> _Exercise requirements_
Lines holding the string "name" are the ones to copy from this listing.
^^^^^^^^^^^^^^^^
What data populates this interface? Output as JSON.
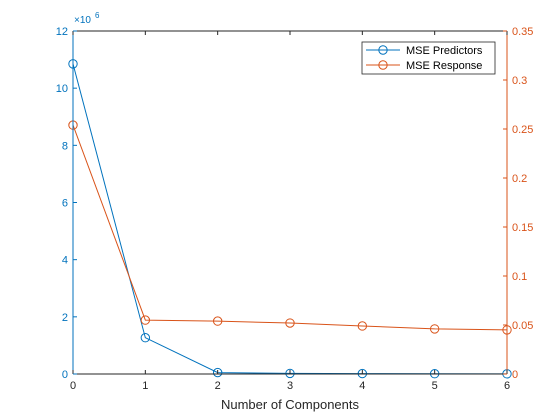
{
  "chart_data": {
    "type": "line",
    "x": [
      0,
      1,
      2,
      3,
      4,
      5,
      6
    ],
    "xlabel": "Number of Components",
    "xlim": [
      0,
      6
    ],
    "xticks": [
      "0",
      "1",
      "2",
      "3",
      "4",
      "5",
      "6"
    ],
    "left_axis": {
      "ylim": [
        0,
        12000000
      ],
      "ticks": [
        0,
        2,
        4,
        6,
        8,
        10,
        12
      ],
      "tick_labels": [
        "0",
        "2",
        "4",
        "6",
        "8",
        "10",
        "12"
      ],
      "exponent_base": "×10",
      "exponent_power": "6",
      "color": "#0072BD"
    },
    "right_axis": {
      "ylim": [
        0,
        0.35
      ],
      "ticks": [
        0,
        0.05,
        0.1,
        0.15,
        0.2,
        0.25,
        0.3,
        0.35
      ],
      "tick_labels": [
        "0",
        "0.05",
        "0.1",
        "0.15",
        "0.2",
        "0.25",
        "0.3",
        "0.35"
      ],
      "color": "#D95319"
    },
    "series": [
      {
        "name": "MSE Predictors",
        "axis": "left",
        "color": "#0072BD",
        "values": [
          10850000,
          1270000,
          50000,
          20000,
          15000,
          10000,
          5000
        ]
      },
      {
        "name": "MSE Response",
        "axis": "right",
        "color": "#D95319",
        "values": [
          0.254,
          0.055,
          0.054,
          0.052,
          0.049,
          0.046,
          0.045
        ]
      }
    ],
    "legend_position": "top-right",
    "grid": false
  }
}
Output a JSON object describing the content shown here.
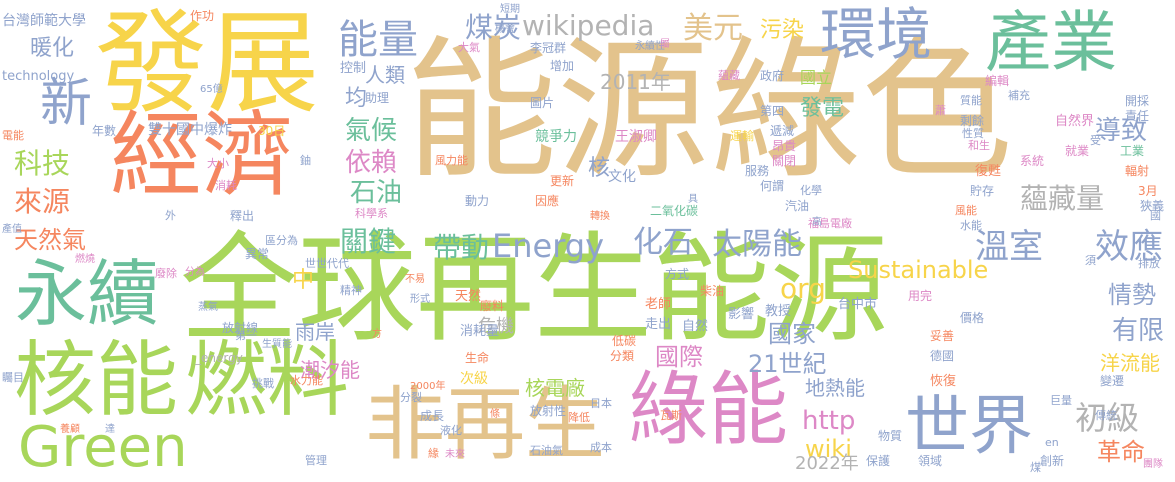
{
  "words": [
    {
      "text": "能源綠色",
      "color": "#e3c38c"
    },
    {
      "text": "全球再生能源",
      "color": "#a8d65a"
    },
    {
      "text": "發展",
      "color": "#f7d44a"
    },
    {
      "text": "經濟",
      "color": "#f5865f"
    },
    {
      "text": "永續",
      "color": "#6bbf9b"
    },
    {
      "text": "核能",
      "color": "#a8d65a"
    },
    {
      "text": "燃料",
      "color": "#a8d65a"
    },
    {
      "text": "Green",
      "color": "#a8d65a"
    },
    {
      "text": "非再生",
      "color": "#e3c38c"
    },
    {
      "text": "綠能",
      "color": "#dd88c6"
    },
    {
      "text": "世界",
      "color": "#8fa3cc"
    },
    {
      "text": "環境",
      "color": "#8fa3cc"
    },
    {
      "text": "產業",
      "color": "#6bbf9b"
    },
    {
      "text": "新",
      "color": "#8fa3cc"
    },
    {
      "text": "能量",
      "color": "#8fa3cc"
    },
    {
      "text": "煤炭",
      "color": "#8fa3cc"
    },
    {
      "text": "wikipedia",
      "color": "#b3b3b3"
    },
    {
      "text": "美元",
      "color": "#e3c38c"
    },
    {
      "text": "污染",
      "color": "#f7d44a"
    },
    {
      "text": "科技",
      "color": "#a8d65a"
    },
    {
      "text": "來源",
      "color": "#f5865f"
    },
    {
      "text": "暖化",
      "color": "#8fa3cc"
    },
    {
      "text": "天然氣",
      "color": "#f5865f"
    },
    {
      "text": "人類",
      "color": "#8fa3cc"
    },
    {
      "text": "氣候",
      "color": "#6bbf9b"
    },
    {
      "text": "依賴",
      "color": "#dd88c6"
    },
    {
      "text": "石油",
      "color": "#6bbf9b"
    },
    {
      "text": "關鍵",
      "color": "#6bbf9b"
    },
    {
      "text": "帶動",
      "color": "#6bbf9b"
    },
    {
      "text": "Energy",
      "color": "#8fa3cc"
    },
    {
      "text": "化石",
      "color": "#8fa3cc"
    },
    {
      "text": "太陽能",
      "color": "#8fa3cc"
    },
    {
      "text": "溫室",
      "color": "#8fa3cc"
    },
    {
      "text": "效應",
      "color": "#8fa3cc"
    },
    {
      "text": "蘊藏量",
      "color": "#b3b3b3"
    },
    {
      "text": "導致",
      "color": "#8fa3cc"
    },
    {
      "text": "發電",
      "color": "#6bbf9b"
    },
    {
      "text": "Sustainable",
      "color": "#f7d44a"
    },
    {
      "text": "org",
      "color": "#f7d44a"
    },
    {
      "text": "情勢",
      "color": "#8fa3cc"
    },
    {
      "text": "有限",
      "color": "#8fa3cc"
    },
    {
      "text": "國家",
      "color": "#8fa3cc"
    },
    {
      "text": "國際",
      "color": "#dd88c6"
    },
    {
      "text": "21世紀",
      "color": "#8fa3cc"
    },
    {
      "text": "http",
      "color": "#dd88c6"
    },
    {
      "text": "wiki",
      "color": "#f7d44a"
    },
    {
      "text": "初級",
      "color": "#b3b3b3"
    },
    {
      "text": "革命",
      "color": "#f5865f"
    },
    {
      "text": "核電廠",
      "color": "#a8d65a"
    },
    {
      "text": "地熱能",
      "color": "#8fa3cc"
    },
    {
      "text": "潮汐能",
      "color": "#dd88c6"
    },
    {
      "text": "洋流能",
      "color": "#f7d44a"
    },
    {
      "text": "2011年",
      "color": "#b3b3b3"
    },
    {
      "text": "2022年",
      "color": "#b3b3b3"
    },
    {
      "text": "均",
      "color": "#8fa3cc"
    },
    {
      "text": "核",
      "color": "#8fa3cc"
    },
    {
      "text": "中",
      "color": "#f7d44a"
    },
    {
      "text": "雨岸",
      "color": "#8fa3cc"
    },
    {
      "text": "危機",
      "color": "#b3b3b3"
    },
    {
      "text": "台灣師範大學",
      "color": "#8fa3cc"
    },
    {
      "text": "technology",
      "color": "#8fa3cc"
    },
    {
      "text": "作功",
      "color": "#f5865f"
    },
    {
      "text": "雙十國中爆炸",
      "color": "#8fa3cc"
    },
    {
      "text": "30日",
      "color": "#f7d44a"
    },
    {
      "text": "年數",
      "color": "#8fa3cc"
    },
    {
      "text": "電能",
      "color": "#f5865f"
    },
    {
      "text": "控制",
      "color": "#8fa3cc"
    },
    {
      "text": "助理",
      "color": "#8fa3cc"
    },
    {
      "text": "國立",
      "color": "#a8d65a"
    },
    {
      "text": "政府",
      "color": "#8fa3cc"
    },
    {
      "text": "李冠群",
      "color": "#8fa3cc"
    },
    {
      "text": "增加",
      "color": "#8fa3cc"
    },
    {
      "text": "圖片",
      "color": "#8fa3cc"
    },
    {
      "text": "第四",
      "color": "#8fa3cc"
    },
    {
      "text": "遞減",
      "color": "#8fa3cc"
    },
    {
      "text": "剩餘",
      "color": "#8fa3cc"
    },
    {
      "text": "自然界",
      "color": "#dd88c6"
    },
    {
      "text": "開採",
      "color": "#8fa3cc"
    },
    {
      "text": "責任",
      "color": "#8fa3cc"
    },
    {
      "text": "工業",
      "color": "#6bbf9b"
    },
    {
      "text": "就業",
      "color": "#dd88c6"
    },
    {
      "text": "系統",
      "color": "#dd88c6"
    },
    {
      "text": "復甦",
      "color": "#f5865f"
    },
    {
      "text": "貯存",
      "color": "#8fa3cc"
    },
    {
      "text": "輻射",
      "color": "#f5865f"
    },
    {
      "text": "3月",
      "color": "#f5865f"
    },
    {
      "text": "狹義",
      "color": "#8fa3cc"
    },
    {
      "text": "競爭力",
      "color": "#6bbf9b"
    },
    {
      "text": "王淑卿",
      "color": "#dd88c6"
    },
    {
      "text": "運輸",
      "color": "#f7d44a"
    },
    {
      "text": "昂貴",
      "color": "#dd88c6"
    },
    {
      "text": "關閉",
      "color": "#dd88c6"
    },
    {
      "text": "服務",
      "color": "#8fa3cc"
    },
    {
      "text": "何謂",
      "color": "#8fa3cc"
    },
    {
      "text": "文化",
      "color": "#8fa3cc"
    },
    {
      "text": "更新",
      "color": "#f5865f"
    },
    {
      "text": "因應",
      "color": "#f5865f"
    },
    {
      "text": "動力",
      "color": "#8fa3cc"
    },
    {
      "text": "風力能",
      "color": "#f5865f"
    },
    {
      "text": "科學系",
      "color": "#dd88c6"
    },
    {
      "text": "大小",
      "color": "#dd88c6"
    },
    {
      "text": "消耗",
      "color": "#dd88c6"
    },
    {
      "text": "釋出",
      "color": "#8fa3cc"
    },
    {
      "text": "區分為",
      "color": "#8fa3cc"
    },
    {
      "text": "異常",
      "color": "#8fa3cc"
    },
    {
      "text": "世世代代",
      "color": "#8fa3cc"
    },
    {
      "text": "形式",
      "color": "#8fa3cc"
    },
    {
      "text": "精神",
      "color": "#8fa3cc"
    },
    {
      "text": "放射線",
      "color": "#8fa3cc"
    },
    {
      "text": "第一",
      "color": "#8fa3cc"
    },
    {
      "text": "生質能",
      "color": "#8fa3cc"
    },
    {
      "text": "_energy",
      "color": "#b3b3b3"
    },
    {
      "text": "水力能",
      "color": "#f5865f"
    },
    {
      "text": "挑戰",
      "color": "#8fa3cc"
    },
    {
      "text": "分裂",
      "color": "#8fa3cc"
    },
    {
      "text": "2000年",
      "color": "#f5865f"
    },
    {
      "text": "成長",
      "color": "#8fa3cc"
    },
    {
      "text": "液化",
      "color": "#8fa3cc"
    },
    {
      "text": "管理",
      "color": "#8fa3cc"
    },
    {
      "text": "未來",
      "color": "#dd88c6"
    },
    {
      "text": "石油氣",
      "color": "#8fa3cc"
    },
    {
      "text": "成本",
      "color": "#8fa3cc"
    },
    {
      "text": "日本",
      "color": "#8fa3cc"
    },
    {
      "text": "降低",
      "color": "#f5865f"
    },
    {
      "text": "放射性",
      "color": "#8fa3cc"
    },
    {
      "text": "次級",
      "color": "#f7d44a"
    },
    {
      "text": "生命",
      "color": "#f5865f"
    },
    {
      "text": "消耗量",
      "color": "#8fa3cc"
    },
    {
      "text": "天然",
      "color": "#f5865f"
    },
    {
      "text": "廢料",
      "color": "#f5865f"
    },
    {
      "text": "老師",
      "color": "#f5865f"
    },
    {
      "text": "走出",
      "color": "#8fa3cc"
    },
    {
      "text": "低碳",
      "color": "#f5865f"
    },
    {
      "text": "分類",
      "color": "#f5865f"
    },
    {
      "text": "自然",
      "color": "#8fa3cc"
    },
    {
      "text": "教授",
      "color": "#8fa3cc"
    },
    {
      "text": "影響",
      "color": "#8fa3cc"
    },
    {
      "text": "瓦斯",
      "color": "#f5865f"
    },
    {
      "text": "物質",
      "color": "#8fa3cc"
    },
    {
      "text": "保護",
      "color": "#8fa3cc"
    },
    {
      "text": "領域",
      "color": "#8fa3cc"
    },
    {
      "text": "恢復",
      "color": "#f5865f"
    },
    {
      "text": "德國",
      "color": "#8fa3cc"
    },
    {
      "text": "妥善",
      "color": "#f5865f"
    },
    {
      "text": "價格",
      "color": "#8fa3cc"
    },
    {
      "text": "用完",
      "color": "#dd88c6"
    },
    {
      "text": "台中市",
      "color": "#8fa3cc"
    },
    {
      "text": "福島電廠",
      "color": "#dd88c6"
    },
    {
      "text": "二氧化碳",
      "color": "#6bbf9b"
    },
    {
      "text": "方式",
      "color": "#8fa3cc"
    },
    {
      "text": "柴油",
      "color": "#f5865f"
    },
    {
      "text": "汽油",
      "color": "#8fa3cc"
    },
    {
      "text": "化學",
      "color": "#8fa3cc"
    },
    {
      "text": "水能",
      "color": "#8fa3cc"
    },
    {
      "text": "風能",
      "color": "#f5865f"
    },
    {
      "text": "傳統",
      "color": "#8fa3cc"
    },
    {
      "text": "巨量",
      "color": "#8fa3cc"
    },
    {
      "text": "創新",
      "color": "#8fa3cc"
    },
    {
      "text": "變遷",
      "color": "#8fa3cc"
    },
    {
      "text": "排放",
      "color": "#8fa3cc"
    },
    {
      "text": "國",
      "color": "#8fa3cc"
    },
    {
      "text": "en",
      "color": "#8fa3cc"
    },
    {
      "text": "煤",
      "color": "#8fa3cc"
    },
    {
      "text": "受",
      "color": "#8fa3cc"
    },
    {
      "text": "須",
      "color": "#8fa3cc"
    },
    {
      "text": "短期",
      "color": "#8fa3cc"
    },
    {
      "text": "機會",
      "color": "#8fa3cc"
    },
    {
      "text": "大氣",
      "color": "#dd88c6"
    },
    {
      "text": "永續性",
      "color": "#8fa3cc"
    },
    {
      "text": "屬",
      "color": "#dd88c6"
    },
    {
      "text": "蘊藏",
      "color": "#dd88c6"
    },
    {
      "text": "補充",
      "color": "#8fa3cc"
    },
    {
      "text": "質能",
      "color": "#8fa3cc"
    },
    {
      "text": "和生",
      "color": "#dd88c6"
    },
    {
      "text": "性質",
      "color": "#8fa3cc"
    },
    {
      "text": "編輯",
      "color": "#dd88c6"
    },
    {
      "text": "蕭",
      "color": "#dd88c6"
    },
    {
      "text": "產值",
      "color": "#8fa3cc"
    },
    {
      "text": "燃燒",
      "color": "#dd88c6"
    },
    {
      "text": "廢除",
      "color": "#dd88c6"
    },
    {
      "text": "分為",
      "color": "#dd88c6"
    },
    {
      "text": "蒸氣",
      "color": "#8fa3cc"
    },
    {
      "text": "矚目",
      "color": "#8fa3cc"
    },
    {
      "text": "養顧",
      "color": "#f5865f"
    },
    {
      "text": "達",
      "color": "#8fa3cc"
    },
    {
      "text": "鈾",
      "color": "#8fa3cc"
    },
    {
      "text": "不易",
      "color": "#f5865f"
    },
    {
      "text": "外",
      "color": "#8fa3cc"
    },
    {
      "text": "轉換",
      "color": "#f5865f"
    },
    {
      "text": "具",
      "color": "#8fa3cc"
    },
    {
      "text": "高",
      "color": "#8fa3cc"
    },
    {
      "text": "條",
      "color": "#f5865f"
    },
    {
      "text": "緣",
      "color": "#f5865f"
    },
    {
      "text": "方",
      "color": "#f5865f"
    },
    {
      "text": "65億",
      "color": "#8fa3cc"
    },
    {
      "text": "團隊",
      "color": "#dd88c6"
    }
  ]
}
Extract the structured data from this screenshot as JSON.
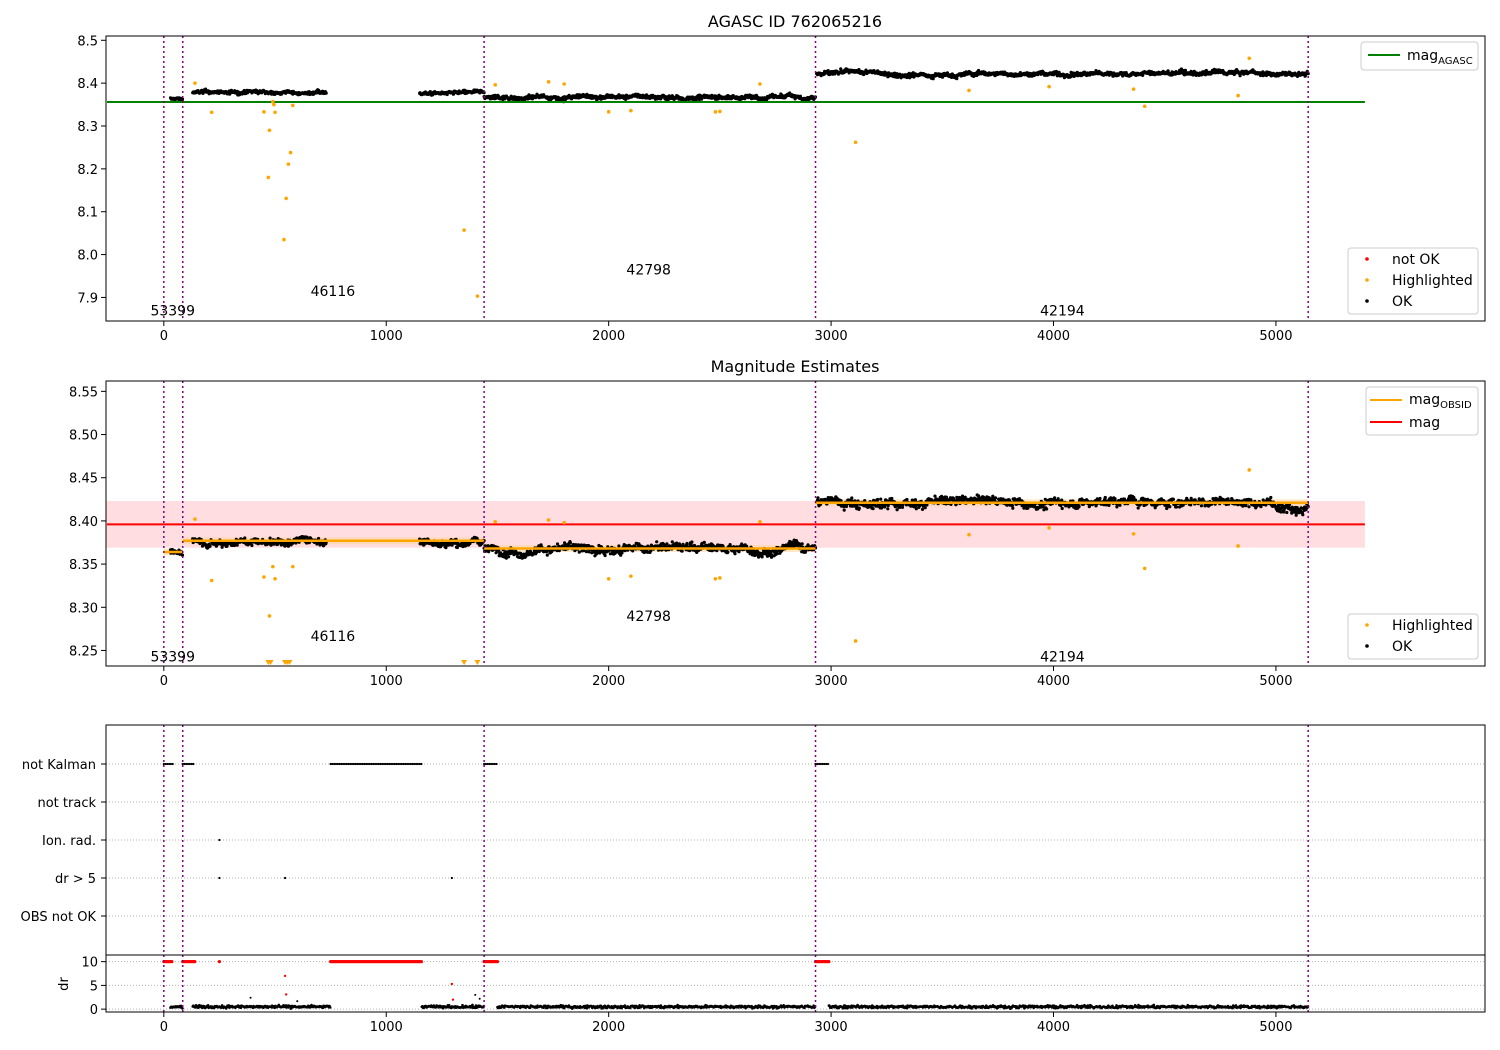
^^^^^^^^^^^^^^^^
> _Task solution_
        "name": "MSE Predictors",
        "name": "MSE Response",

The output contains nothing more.